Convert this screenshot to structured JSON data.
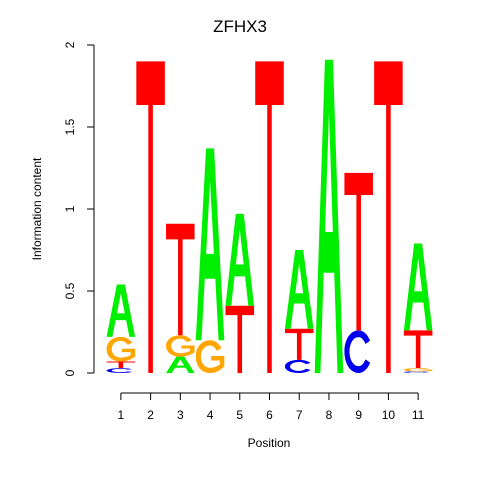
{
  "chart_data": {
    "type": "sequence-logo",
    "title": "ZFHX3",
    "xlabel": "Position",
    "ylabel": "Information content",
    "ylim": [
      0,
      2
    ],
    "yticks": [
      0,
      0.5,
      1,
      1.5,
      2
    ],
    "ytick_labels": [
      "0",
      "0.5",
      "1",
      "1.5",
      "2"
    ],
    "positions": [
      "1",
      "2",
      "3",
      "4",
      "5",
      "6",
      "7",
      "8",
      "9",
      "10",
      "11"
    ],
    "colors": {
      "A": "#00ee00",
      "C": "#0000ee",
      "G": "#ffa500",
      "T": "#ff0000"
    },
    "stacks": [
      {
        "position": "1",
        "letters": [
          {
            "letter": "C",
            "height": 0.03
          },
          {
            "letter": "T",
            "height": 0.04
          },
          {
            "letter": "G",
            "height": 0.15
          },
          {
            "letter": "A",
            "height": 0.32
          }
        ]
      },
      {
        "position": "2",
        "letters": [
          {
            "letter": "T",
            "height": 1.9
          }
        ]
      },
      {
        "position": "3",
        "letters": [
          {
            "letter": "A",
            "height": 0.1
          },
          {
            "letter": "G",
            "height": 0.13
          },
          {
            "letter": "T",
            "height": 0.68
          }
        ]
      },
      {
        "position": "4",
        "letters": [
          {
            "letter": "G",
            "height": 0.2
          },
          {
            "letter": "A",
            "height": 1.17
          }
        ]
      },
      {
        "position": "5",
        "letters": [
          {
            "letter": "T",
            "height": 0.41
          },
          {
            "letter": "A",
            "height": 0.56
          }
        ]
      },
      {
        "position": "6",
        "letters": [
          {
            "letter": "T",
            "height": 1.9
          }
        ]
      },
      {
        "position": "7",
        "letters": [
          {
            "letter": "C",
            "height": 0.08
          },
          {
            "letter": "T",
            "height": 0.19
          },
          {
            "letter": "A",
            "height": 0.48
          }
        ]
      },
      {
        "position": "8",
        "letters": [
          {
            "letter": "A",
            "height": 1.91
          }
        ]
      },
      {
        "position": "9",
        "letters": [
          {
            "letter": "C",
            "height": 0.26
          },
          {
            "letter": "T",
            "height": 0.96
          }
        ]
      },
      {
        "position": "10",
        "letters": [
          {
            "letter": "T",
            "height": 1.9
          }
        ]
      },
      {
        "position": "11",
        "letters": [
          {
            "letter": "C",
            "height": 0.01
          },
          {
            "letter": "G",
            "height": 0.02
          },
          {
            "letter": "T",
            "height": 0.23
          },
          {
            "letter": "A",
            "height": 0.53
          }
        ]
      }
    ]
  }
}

-=-=-=-=-

Directions for this task →
Set the entries down again exactly. Do not include the images.

Solution below →
Convert this screenshot to structured JSON data.
{
  "chart_data": {
    "type": "sequence-logo",
    "title": "ZFHX3",
    "xlabel": "Position",
    "ylabel": "Information content",
    "ylim": [
      0,
      2
    ],
    "yticks": [
      0,
      0.5,
      1,
      1.5,
      2
    ],
    "ytick_labels": [
      "0",
      "0.5",
      "1",
      "1.5",
      "2"
    ],
    "positions": [
      "1",
      "2",
      "3",
      "4",
      "5",
      "6",
      "7",
      "8",
      "9",
      "10",
      "11"
    ],
    "colors": {
      "A": "#00ee00",
      "C": "#0000ee",
      "G": "#ffa500",
      "T": "#ff0000"
    },
    "stacks": [
      {
        "position": "1",
        "letters": [
          {
            "letter": "C",
            "height": 0.03
          },
          {
            "letter": "T",
            "height": 0.04
          },
          {
            "letter": "G",
            "height": 0.15
          },
          {
            "letter": "A",
            "height": 0.32
          }
        ]
      },
      {
        "position": "2",
        "letters": [
          {
            "letter": "T",
            "height": 1.9
          }
        ]
      },
      {
        "position": "3",
        "letters": [
          {
            "letter": "A",
            "height": 0.1
          },
          {
            "letter": "G",
            "height": 0.13
          },
          {
            "letter": "T",
            "height": 0.68
          }
        ]
      },
      {
        "position": "4",
        "letters": [
          {
            "letter": "G",
            "height": 0.2
          },
          {
            "letter": "A",
            "height": 1.17
          }
        ]
      },
      {
        "position": "5",
        "letters": [
          {
            "letter": "T",
            "height": 0.41
          },
          {
            "letter": "A",
            "height": 0.56
          }
        ]
      },
      {
        "position": "6",
        "letters": [
          {
            "letter": "T",
            "height": 1.9
          }
        ]
      },
      {
        "position": "7",
        "letters": [
          {
            "letter": "C",
            "height": 0.08
          },
          {
            "letter": "T",
            "height": 0.19
          },
          {
            "letter": "A",
            "height": 0.48
          }
        ]
      },
      {
        "position": "8",
        "letters": [
          {
            "letter": "A",
            "height": 1.91
          }
        ]
      },
      {
        "position": "9",
        "letters": [
          {
            "letter": "C",
            "height": 0.26
          },
          {
            "letter": "T",
            "height": 0.96
          }
        ]
      },
      {
        "position": "10",
        "letters": [
          {
            "letter": "T",
            "height": 1.9
          }
        ]
      },
      {
        "position": "11",
        "letters": [
          {
            "letter": "C",
            "height": 0.01
          },
          {
            "letter": "G",
            "height": 0.02
          },
          {
            "letter": "T",
            "height": 0.23
          },
          {
            "letter": "A",
            "height": 0.53
          }
        ]
      }
    ]
  }
}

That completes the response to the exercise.